Document excerpt:
----

Apple, for instance, has failed to woo investors with its AI efforts. Last year, it introduced its Apple Intelligence service to great fanfare, only to come up short on its promises. The company has said it would share updates about its AI-powered Siri in the coming year, meaning it might not reach the market until late 2026.
Morgan, of Synovus, said he recently trimmed his Apple holdings for the first time in years. When a client was looking to make a donation, he recommended gifting Apple equities, something he wouldn't have done years ago. Other investors have reduced Apple positions in favor of Nvidia or Microsoft.
'Apple is on a park bench eating an apple, watching the AI revolution go by on the highway," said Dan Ives, managing director of Wedbush Securities and one of Wall Street's biggest AI bulls.
Google's parent company, Alphabet, faces antitrust scrutiny in the U.S. and Europe, along with mounting concern that AI chatbots such as ChatGPT will eat into Google's dominant search business.
Some investors see plenty of upside potential. Google has a significant trove of user data available, something analysts say could help advance its AI models beyond competitors. Its AI overviews, which appear atop some search-results pages, are gaining traction, as are its Gemini AI tools.
'We believe that the perceived 'missteps' in AI with Google will correct and that Google will figure this all out," wrote Jeff McClean, chief executive officer of Solidarity Wealth.

----

Work item A:
In the passage about investors and the AI efforts of tech companies, what did Morgan recommend when a client wanted to make a donation?
Work item B:
Carry on the passage about investors and the AI efforts of tech companies from the point where it stops.
The records have no connection to the passage about investors and the AI efforts of tech companies.

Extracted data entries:
----

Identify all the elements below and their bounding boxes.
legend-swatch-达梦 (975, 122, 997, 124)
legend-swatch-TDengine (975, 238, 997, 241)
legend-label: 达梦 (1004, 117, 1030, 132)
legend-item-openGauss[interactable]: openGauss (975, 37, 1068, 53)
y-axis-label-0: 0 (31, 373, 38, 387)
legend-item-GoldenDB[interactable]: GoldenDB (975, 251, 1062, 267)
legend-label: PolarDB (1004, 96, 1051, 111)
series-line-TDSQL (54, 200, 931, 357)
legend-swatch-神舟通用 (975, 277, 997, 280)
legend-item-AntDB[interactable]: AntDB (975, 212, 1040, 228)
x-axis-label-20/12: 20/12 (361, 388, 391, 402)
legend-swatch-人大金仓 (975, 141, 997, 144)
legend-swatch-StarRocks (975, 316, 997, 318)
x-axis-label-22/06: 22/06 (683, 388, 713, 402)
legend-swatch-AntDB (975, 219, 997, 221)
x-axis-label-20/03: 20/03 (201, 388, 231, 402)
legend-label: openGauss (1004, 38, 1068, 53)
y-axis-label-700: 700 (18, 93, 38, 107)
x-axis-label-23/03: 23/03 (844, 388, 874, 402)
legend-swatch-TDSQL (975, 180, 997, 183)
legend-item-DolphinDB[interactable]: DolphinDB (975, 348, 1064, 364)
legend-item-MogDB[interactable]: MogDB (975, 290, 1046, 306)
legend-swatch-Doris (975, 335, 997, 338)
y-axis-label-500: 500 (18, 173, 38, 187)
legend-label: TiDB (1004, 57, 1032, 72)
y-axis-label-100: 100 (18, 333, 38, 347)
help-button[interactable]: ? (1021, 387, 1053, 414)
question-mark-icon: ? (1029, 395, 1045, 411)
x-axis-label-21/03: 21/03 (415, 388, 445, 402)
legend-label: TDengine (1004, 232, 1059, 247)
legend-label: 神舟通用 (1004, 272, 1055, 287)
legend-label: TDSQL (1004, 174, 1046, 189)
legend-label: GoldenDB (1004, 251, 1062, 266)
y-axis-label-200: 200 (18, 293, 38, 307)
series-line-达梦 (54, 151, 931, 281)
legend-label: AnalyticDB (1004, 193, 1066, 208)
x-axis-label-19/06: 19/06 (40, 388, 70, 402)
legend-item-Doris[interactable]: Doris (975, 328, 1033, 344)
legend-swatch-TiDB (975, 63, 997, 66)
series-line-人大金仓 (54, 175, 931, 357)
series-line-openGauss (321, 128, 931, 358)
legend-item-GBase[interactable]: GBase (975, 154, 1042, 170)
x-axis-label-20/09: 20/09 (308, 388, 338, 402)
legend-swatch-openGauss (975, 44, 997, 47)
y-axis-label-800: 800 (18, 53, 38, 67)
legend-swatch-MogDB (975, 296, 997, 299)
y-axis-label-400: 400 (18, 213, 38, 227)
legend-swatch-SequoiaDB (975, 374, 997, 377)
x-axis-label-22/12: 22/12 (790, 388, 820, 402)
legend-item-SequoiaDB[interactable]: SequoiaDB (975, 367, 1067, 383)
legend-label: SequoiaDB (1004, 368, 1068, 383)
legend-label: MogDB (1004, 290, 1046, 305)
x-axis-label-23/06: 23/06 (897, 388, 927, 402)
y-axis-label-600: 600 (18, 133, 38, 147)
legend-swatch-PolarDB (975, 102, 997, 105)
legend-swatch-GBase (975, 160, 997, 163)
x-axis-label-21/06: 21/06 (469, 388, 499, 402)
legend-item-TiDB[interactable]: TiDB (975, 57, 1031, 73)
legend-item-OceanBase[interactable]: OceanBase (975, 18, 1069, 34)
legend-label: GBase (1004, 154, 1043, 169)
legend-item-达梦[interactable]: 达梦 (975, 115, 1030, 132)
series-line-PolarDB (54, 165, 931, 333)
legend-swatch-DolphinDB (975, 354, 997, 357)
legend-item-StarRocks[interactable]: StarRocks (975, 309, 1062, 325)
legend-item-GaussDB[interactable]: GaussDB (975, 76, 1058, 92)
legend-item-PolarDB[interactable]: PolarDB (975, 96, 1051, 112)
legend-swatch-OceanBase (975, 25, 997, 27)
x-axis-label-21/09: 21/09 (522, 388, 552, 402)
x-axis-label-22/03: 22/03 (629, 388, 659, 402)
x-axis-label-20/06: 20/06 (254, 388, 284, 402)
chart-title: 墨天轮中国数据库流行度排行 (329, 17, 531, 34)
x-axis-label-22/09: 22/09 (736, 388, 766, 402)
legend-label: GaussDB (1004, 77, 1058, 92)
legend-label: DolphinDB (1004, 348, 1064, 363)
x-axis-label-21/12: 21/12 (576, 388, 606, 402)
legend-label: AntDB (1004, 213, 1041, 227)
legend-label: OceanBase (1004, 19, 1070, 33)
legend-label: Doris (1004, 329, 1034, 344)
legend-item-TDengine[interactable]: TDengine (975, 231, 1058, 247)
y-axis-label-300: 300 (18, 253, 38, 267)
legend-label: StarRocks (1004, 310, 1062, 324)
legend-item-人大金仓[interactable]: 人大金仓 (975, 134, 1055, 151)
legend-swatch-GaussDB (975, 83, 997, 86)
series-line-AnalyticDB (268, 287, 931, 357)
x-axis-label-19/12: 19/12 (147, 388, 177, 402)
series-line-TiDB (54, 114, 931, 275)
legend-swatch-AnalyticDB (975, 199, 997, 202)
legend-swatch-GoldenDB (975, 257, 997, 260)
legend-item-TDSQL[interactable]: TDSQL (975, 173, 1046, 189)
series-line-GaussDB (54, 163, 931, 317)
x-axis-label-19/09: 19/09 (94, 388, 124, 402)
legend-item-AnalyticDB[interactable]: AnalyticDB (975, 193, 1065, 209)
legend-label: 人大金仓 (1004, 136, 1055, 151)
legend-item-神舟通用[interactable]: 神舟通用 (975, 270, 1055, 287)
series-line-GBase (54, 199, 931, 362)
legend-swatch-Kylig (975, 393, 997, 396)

----

Written answer A:
He recommended gifting Apple equities.

Written answer B:
Tesla, a ticker long beloved by individual investors, has diverged from its Magnificent Seven counterparts for very different reasons, including flagging electric-vehicle sales and Elon Musk's foray into politics. Musk has pushed to transform Tesla, down 18% this year, from an EV maker into a robotics and artificial-intelligence company. The CEO recently said Tesla shareholders would vote on investing in xAI, one of his other companies.
'In the Mag Seven, there's the cool kids table—and Apple, Tesla and Alphabet, they're by the kitchen at the bad table, wishing they were at the cool kids table," Ives said.
The other half of the tech-stock group has continued to reap the rewards of AI optimism. The chip giant Nvidia has been the clearest winner in the AI race thus far. The world's first $4 trillion company has split off from the Magnificent Seven more than any other. Its stock has more than tripled in the past two years.
Meta and Microsoft are well-positioned too, investors said. Amazon, whose shares are up 3% year to date, has been affected by tariffs and the uncertainty regarding them. The company has invested in the AI startup Anthropic.
Wall Street will be parsing second-quarter results for indications that these large tech companies are continuing to invest big in artificial intelligence. That is important given lofty valuations: Six of those seven companies recently traded at more than 25 times their expected earnings over the next year, compared with an S&P 500 average of 22.35. Alphabet was the only one below that bar.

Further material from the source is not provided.